Texto para leitura -
--*--

Na contramão deste posicionamento, o Superior Tribunal de Justiça entende que a sanção de suspensão temporária impede o sancionado de licitar e contratar com toda a Administração Pública e não apenas aquele órgão ou entidade aplicador da sanção, tendo em vista que a administração é uma, sendo incabível a distinção entre administração e Administração Pública:
EMENTA: ADMINISTRATIVO – MANDADO DE SEGURANÇA – LICITAÇÃO – SUSPENSÃO TEMPORÁRIA – DISTINÇÃO ENTRE ADMINISTRAÇÃO E ADMINISTRAÇÃO PÚBLICA - INEXISTÊNCIA – IMPOSSIBILIDADE DE PARTICIPAÇÃO DE LICITAÇÃO PÚBLICA – LEGALIDADE – LEI 8.666/93, ART. 87, INC. III.
- É irrelevante a distinção entre os termos Administração Pública e Administração, por isso que ambas as figuras (suspensão temporária de participar em licitação (inc. III) e declaração de inidoneidade (inc. IV) acarretam ao licitante a não-participação em licitações e contratações futuras.
- A Administração Pública é una, sendo descentralizadas as suas funções, para melhor atender ao bem comum.

--*--

Informações registradas -
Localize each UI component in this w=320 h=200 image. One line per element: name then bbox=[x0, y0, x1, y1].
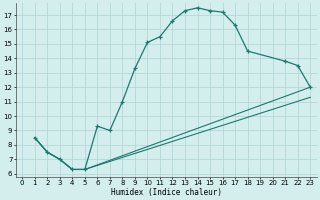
X-axis label: Humidex (Indice chaleur): Humidex (Indice chaleur) bbox=[111, 188, 222, 197]
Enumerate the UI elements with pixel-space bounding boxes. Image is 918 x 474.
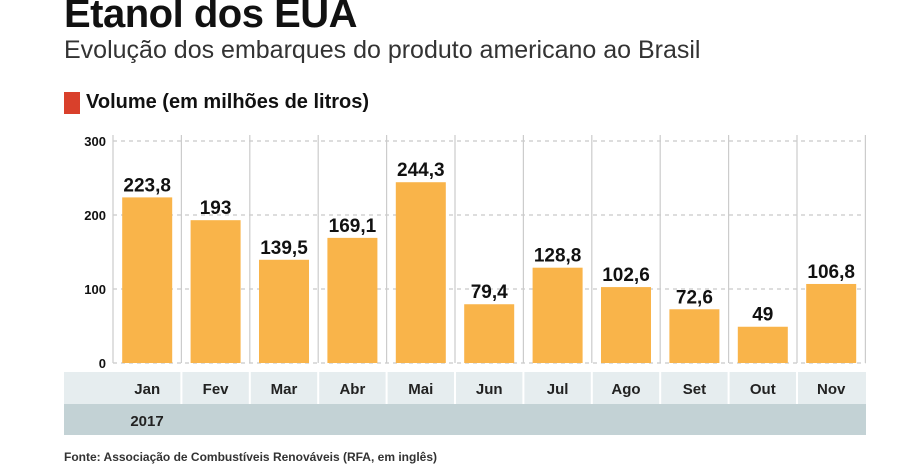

--*--

Desafio -
Na ementa citada no texto sobre a suspensão temporária em licitações, quais termos aparecem antes de "DISTINÇÃO ENTRE ADMINISTRAÇÃO E ADMINISTRAÇÃO PÚBLICA"? Liste-os na ordem em que surgem.

Resposta da tarefa -
ADMINISTRATIVO
MANDADO DE SEGURANÇA
LICITAÇÃO
SUSPENSÃO TEMPORÁRIA